### Task goal
Reproduce all of the records below line for line, leaving out the pictures.

▬▬▬▬▬▬

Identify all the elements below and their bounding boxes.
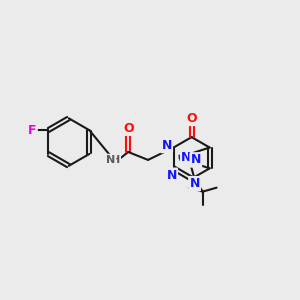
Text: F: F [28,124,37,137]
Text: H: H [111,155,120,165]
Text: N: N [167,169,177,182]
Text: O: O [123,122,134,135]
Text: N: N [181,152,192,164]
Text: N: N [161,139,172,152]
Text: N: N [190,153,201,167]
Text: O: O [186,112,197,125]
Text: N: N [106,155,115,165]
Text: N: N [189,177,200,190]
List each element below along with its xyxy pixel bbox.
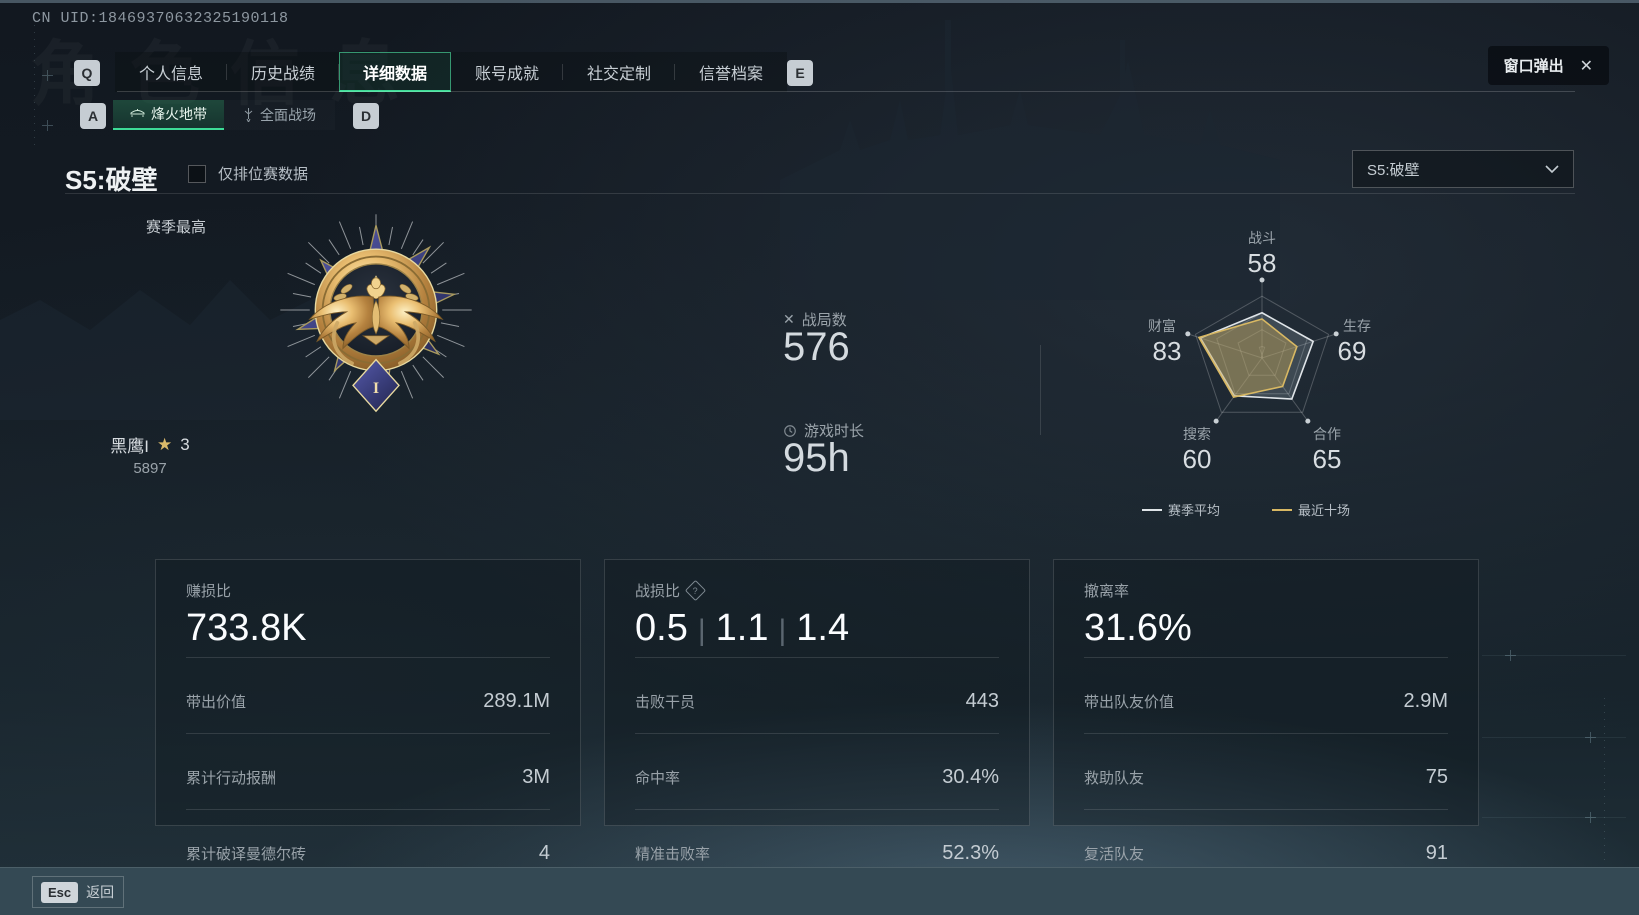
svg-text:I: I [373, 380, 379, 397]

▬▬▬▬▬▬

### Full answer
Identify all the elements below and their bounding boxes.
Text: F: F [28,124,37,137]
Text: H: H [111,155,120,165]
Text: N: N [167,169,177,182]
Text: O: O [123,122,134,135]
Text: N: N [181,152,192,164]
Text: N: N [161,139,172,152]
Text: N: N [190,153,201,167]
Text: O: O [186,112,197,125]
Text: N: N [106,155,115,165]
Text: N: N [189,177,200,190]
List each element below along with its xyxy pixel bbox.
svg-text:I: I [373, 380, 379, 397]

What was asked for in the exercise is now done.